Task to complete: Give the data below again, word for word.

Data to process:
● ● ● ●

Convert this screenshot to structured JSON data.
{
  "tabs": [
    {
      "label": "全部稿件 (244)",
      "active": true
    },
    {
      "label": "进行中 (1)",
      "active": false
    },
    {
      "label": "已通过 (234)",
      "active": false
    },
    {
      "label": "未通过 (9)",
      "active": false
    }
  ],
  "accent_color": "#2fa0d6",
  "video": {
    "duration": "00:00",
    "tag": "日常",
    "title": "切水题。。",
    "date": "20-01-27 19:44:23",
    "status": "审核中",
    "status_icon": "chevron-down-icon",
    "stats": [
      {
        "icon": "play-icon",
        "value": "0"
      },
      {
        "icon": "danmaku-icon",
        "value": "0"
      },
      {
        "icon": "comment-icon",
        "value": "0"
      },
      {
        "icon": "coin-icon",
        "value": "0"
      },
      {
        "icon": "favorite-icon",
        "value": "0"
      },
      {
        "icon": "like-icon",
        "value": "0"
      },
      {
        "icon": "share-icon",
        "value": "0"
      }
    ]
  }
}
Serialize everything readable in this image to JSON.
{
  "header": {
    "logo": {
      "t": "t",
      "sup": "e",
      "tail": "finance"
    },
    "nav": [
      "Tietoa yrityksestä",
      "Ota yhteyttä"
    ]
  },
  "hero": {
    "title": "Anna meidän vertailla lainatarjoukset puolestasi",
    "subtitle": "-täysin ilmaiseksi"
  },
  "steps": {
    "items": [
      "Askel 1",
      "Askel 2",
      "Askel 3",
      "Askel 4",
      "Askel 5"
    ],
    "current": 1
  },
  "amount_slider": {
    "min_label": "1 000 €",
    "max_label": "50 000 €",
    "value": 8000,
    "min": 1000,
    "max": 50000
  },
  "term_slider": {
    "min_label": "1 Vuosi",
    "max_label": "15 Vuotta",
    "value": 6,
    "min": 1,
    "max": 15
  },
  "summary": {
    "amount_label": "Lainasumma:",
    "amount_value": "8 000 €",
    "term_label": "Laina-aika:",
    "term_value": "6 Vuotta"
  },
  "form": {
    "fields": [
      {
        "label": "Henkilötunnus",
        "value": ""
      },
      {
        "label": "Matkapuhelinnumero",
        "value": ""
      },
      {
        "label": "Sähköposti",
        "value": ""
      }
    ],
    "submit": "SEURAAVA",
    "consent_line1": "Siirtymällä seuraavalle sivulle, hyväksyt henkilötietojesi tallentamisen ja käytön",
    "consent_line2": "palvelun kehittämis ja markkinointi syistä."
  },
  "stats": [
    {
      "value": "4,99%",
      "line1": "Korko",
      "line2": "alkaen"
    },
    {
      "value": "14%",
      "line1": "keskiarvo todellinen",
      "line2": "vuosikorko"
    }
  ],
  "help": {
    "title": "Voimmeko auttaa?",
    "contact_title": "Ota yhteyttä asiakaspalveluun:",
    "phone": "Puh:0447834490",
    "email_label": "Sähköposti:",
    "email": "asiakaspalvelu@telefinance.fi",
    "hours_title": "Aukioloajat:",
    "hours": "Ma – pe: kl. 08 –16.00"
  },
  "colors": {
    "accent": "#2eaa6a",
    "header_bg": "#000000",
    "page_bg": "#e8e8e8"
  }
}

● ● ● ●

Finished exercise:
Convert this screenshot to structured JSON data.
{
  "tabs": [
    {
      "label": "全部稿件 (244)",
      "active": true
    },
    {
      "label": "进行中 (1)",
      "active": false
    },
    {
      "label": "已通过 (234)",
      "active": false
    },
    {
      "label": "未通过 (9)",
      "active": false
    }
  ],
  "accent_color": "#2fa0d6",
  "video": {
    "duration": "00:00",
    "tag": "日常",
    "title": "切水题。。",
    "date": "20-01-27 19:44:23",
    "status": "审核中",
    "status_icon": "chevron-down-icon",
    "stats": [
      {
        "icon": "play-icon",
        "value": "0"
      },
      {
        "icon": "danmaku-icon",
        "value": "0"
      },
      {
        "icon": "comment-icon",
        "value": "0"
      },
      {
        "icon": "coin-icon",
        "value": "0"
      },
      {
        "icon": "favorite-icon",
        "value": "0"
      },
      {
        "icon": "like-icon",
        "value": "0"
      },
      {
        "icon": "share-icon",
        "value": "0"
      }
    ]
  }
}
Serialize everything readable in this image to JSON.
{
  "header": {
    "logo": {
      "t": "t",
      "sup": "e",
      "tail": "finance"
    },
    "nav": [
      "Tietoa yrityksestä",
      "Ota yhteyttä"
    ]
  },
  "hero": {
    "title": "Anna meidän vertailla lainatarjoukset puolestasi",
    "subtitle": "-täysin ilmaiseksi"
  },
  "steps": {
    "items": [
      "Askel 1",
      "Askel 2",
      "Askel 3",
      "Askel 4",
      "Askel 5"
    ],
    "current": 1
  },
  "amount_slider": {
    "min_label": "1 000 €",
    "max_label": "50 000 €",
    "value": 8000,
    "min": 1000,
    "max": 50000
  },
  "term_slider": {
    "min_label": "1 Vuosi",
    "max_label": "15 Vuotta",
    "value": 6,
    "min": 1,
    "max": 15
  },
  "summary": {
    "amount_label": "Lainasumma:",
    "amount_value": "8 000 €",
    "term_label": "Laina-aika:",
    "term_value": "6 Vuotta"
  },
  "form": {
    "fields": [
      {
        "label": "Henkilötunnus",
        "value": ""
      },
      {
        "label": "Matkapuhelinnumero",
        "value": ""
      },
      {
        "label": "Sähköposti",
        "value": ""
      }
    ],
    "submit": "SEURAAVA",
    "consent_line1": "Siirtymällä seuraavalle sivulle, hyväksyt henkilötietojesi tallentamisen ja käytön",
    "consent_line2": "palvelun kehittämis ja markkinointi syistä."
  },
  "stats": [
    {
      "value": "4,99%",
      "line1": "Korko",
      "line2": "alkaen"
    },
    {
      "value": "14%",
      "line1": "keskiarvo todellinen",
      "line2": "vuosikorko"
    }
  ],
  "help": {
    "title": "Voimmeko auttaa?",
    "contact_title": "Ota yhteyttä asiakaspalveluun:",
    "phone": "Puh:0447834490",
    "email_label": "Sähköposti:",
    "email": "asiakaspalvelu@telefinance.fi",
    "hours_title": "Aukioloajat:",
    "hours": "Ma – pe: kl. 08 –16.00"
  },
  "colors": {
    "accent": "#2eaa6a",
    "header_bg": "#000000",
    "page_bg": "#e8e8e8"
  }
}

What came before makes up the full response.